**The problem:**
Set out each line from the following listing that includes the word "주일학교".

Start of Data listing

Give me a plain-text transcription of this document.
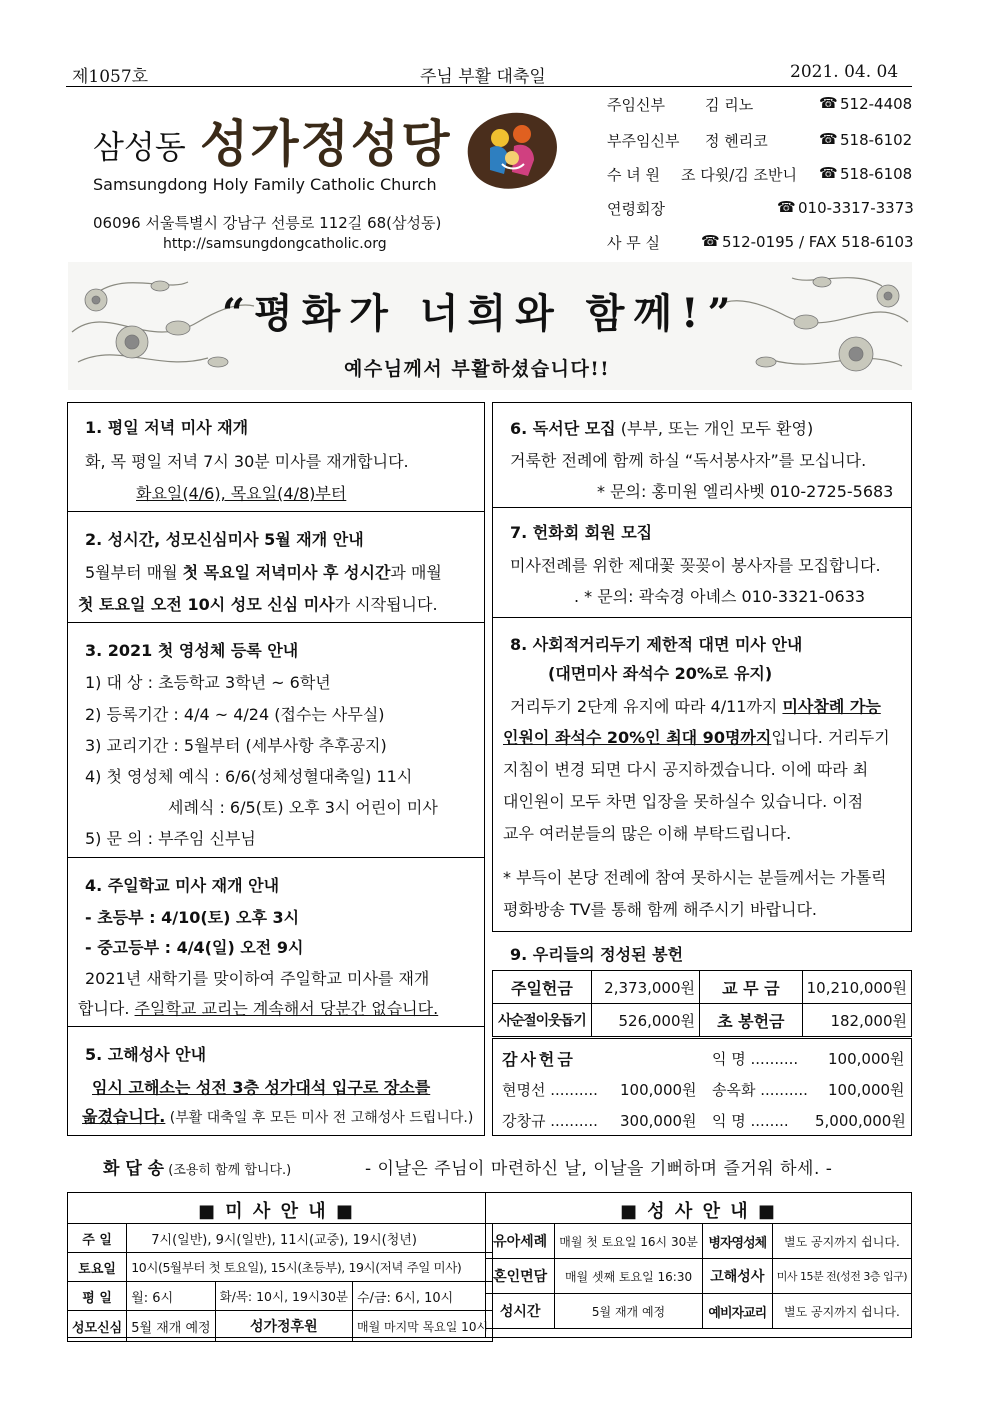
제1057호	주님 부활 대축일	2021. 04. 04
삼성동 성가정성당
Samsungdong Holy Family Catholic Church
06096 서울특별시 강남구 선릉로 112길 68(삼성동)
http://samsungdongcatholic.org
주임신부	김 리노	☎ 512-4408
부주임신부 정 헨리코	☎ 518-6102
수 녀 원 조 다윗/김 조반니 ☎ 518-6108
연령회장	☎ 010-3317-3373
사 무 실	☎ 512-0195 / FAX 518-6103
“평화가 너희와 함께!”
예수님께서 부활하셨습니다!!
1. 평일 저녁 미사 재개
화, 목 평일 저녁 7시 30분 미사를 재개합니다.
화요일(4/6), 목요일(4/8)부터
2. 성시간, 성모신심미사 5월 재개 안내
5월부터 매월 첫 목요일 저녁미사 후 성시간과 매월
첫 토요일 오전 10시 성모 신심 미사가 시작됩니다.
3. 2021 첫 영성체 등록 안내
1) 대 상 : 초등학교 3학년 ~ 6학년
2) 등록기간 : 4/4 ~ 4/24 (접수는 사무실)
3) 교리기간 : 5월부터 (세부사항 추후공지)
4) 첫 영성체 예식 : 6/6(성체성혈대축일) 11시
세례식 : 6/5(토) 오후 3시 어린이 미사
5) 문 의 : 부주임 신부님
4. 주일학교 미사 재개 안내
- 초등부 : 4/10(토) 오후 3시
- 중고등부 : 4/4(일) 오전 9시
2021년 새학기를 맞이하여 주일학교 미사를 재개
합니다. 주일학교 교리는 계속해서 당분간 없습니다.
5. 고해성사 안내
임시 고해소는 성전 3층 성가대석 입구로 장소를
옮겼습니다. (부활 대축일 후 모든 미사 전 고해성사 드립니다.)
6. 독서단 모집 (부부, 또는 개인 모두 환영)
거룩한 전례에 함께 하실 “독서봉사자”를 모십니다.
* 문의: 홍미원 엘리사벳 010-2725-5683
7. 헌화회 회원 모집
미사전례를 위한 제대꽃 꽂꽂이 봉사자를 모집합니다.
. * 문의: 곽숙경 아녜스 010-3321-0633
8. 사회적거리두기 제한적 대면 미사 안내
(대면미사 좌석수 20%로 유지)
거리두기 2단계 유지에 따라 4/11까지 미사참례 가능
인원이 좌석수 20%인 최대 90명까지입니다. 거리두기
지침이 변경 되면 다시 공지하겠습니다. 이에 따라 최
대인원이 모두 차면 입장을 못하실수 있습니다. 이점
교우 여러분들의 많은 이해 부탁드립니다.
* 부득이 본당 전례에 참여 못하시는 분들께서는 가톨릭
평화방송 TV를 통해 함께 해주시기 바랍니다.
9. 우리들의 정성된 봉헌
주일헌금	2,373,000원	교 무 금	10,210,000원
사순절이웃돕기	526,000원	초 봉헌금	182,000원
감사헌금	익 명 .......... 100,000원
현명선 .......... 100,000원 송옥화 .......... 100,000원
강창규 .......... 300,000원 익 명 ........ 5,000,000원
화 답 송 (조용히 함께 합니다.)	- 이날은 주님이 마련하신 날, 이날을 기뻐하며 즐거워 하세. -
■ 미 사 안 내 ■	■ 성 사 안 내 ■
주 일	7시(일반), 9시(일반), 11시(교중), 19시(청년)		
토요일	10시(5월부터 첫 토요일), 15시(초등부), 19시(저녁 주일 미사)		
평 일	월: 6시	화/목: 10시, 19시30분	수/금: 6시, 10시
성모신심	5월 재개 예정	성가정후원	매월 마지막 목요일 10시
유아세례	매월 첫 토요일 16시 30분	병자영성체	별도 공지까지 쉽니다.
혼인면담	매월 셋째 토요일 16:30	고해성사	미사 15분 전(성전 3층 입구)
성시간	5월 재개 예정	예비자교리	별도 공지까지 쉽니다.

End of Data listing
Start of Data listing

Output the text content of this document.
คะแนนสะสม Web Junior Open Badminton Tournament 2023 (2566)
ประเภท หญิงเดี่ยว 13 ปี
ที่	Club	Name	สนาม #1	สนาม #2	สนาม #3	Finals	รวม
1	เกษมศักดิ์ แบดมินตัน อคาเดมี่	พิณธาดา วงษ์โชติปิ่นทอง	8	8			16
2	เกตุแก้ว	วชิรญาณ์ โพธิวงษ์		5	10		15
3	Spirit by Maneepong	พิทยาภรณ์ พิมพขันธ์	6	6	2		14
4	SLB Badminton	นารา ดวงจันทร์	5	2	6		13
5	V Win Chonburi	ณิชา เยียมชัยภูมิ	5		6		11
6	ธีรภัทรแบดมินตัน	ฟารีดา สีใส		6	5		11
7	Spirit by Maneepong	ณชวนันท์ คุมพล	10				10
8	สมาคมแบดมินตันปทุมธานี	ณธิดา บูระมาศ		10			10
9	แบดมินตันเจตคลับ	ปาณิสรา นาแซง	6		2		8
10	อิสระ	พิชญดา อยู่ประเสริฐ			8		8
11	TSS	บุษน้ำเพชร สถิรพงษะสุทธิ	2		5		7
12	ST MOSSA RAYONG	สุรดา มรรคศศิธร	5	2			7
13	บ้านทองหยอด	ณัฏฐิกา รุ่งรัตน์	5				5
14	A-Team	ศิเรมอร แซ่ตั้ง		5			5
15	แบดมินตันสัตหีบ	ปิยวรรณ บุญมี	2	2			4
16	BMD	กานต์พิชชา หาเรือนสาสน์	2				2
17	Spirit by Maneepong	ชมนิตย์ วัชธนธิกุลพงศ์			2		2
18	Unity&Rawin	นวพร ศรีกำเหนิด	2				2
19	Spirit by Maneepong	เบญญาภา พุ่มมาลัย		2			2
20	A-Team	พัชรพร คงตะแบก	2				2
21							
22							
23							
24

End of Data listing

**Written solution:**
4. 주일학교 미사 재개 안내
2021년 새학기를 맞이하여 주일학교 미사를 재개
합니다. 주일학교 교리는 계속해서 당분간 없습니다.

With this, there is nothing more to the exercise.